Of the lines in this material, how many contain "nhân"? Answer with a single number only.

§ Material for the task:
------------------------------------------------------------

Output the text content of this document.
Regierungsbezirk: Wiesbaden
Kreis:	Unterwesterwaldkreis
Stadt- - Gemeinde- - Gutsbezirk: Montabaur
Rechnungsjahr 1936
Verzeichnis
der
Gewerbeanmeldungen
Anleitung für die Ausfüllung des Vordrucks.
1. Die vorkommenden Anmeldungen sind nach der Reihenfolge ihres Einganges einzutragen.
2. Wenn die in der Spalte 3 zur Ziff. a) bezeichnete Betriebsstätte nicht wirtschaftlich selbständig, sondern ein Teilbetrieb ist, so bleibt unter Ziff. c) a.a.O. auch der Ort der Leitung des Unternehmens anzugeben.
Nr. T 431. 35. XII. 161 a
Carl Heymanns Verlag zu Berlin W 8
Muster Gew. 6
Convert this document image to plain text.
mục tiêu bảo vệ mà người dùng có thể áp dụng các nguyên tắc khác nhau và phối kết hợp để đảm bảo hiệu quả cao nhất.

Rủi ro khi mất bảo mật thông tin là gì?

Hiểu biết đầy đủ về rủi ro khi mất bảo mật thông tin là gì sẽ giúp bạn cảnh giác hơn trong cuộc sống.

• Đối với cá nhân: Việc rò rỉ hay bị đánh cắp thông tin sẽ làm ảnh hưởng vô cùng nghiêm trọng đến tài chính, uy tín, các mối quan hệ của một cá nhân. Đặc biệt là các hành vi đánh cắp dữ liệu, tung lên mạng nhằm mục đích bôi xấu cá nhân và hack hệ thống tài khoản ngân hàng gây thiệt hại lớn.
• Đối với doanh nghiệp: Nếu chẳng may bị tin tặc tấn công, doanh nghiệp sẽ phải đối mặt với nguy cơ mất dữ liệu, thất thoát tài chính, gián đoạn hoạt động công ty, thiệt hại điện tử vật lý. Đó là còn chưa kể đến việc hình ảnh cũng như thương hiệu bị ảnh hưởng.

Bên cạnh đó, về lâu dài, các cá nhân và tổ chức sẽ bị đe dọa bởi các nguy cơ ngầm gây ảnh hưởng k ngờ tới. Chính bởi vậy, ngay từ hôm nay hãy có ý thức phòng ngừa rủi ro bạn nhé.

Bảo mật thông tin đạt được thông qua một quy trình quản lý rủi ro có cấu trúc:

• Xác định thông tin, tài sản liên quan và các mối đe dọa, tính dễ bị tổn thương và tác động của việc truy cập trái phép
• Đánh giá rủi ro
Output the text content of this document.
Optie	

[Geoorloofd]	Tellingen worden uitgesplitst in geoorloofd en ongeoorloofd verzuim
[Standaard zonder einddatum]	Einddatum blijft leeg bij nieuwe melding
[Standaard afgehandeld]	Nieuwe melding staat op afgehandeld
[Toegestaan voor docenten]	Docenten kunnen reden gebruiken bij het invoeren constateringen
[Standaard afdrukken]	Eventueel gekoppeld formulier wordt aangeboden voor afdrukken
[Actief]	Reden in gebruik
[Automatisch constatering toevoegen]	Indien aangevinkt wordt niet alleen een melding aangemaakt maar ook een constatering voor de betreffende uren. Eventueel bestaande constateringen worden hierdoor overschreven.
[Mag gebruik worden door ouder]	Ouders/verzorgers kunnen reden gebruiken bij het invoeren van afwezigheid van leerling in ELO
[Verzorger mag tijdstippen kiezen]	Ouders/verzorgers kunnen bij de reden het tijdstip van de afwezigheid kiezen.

------------------------------------------------------------

§ Solution:
2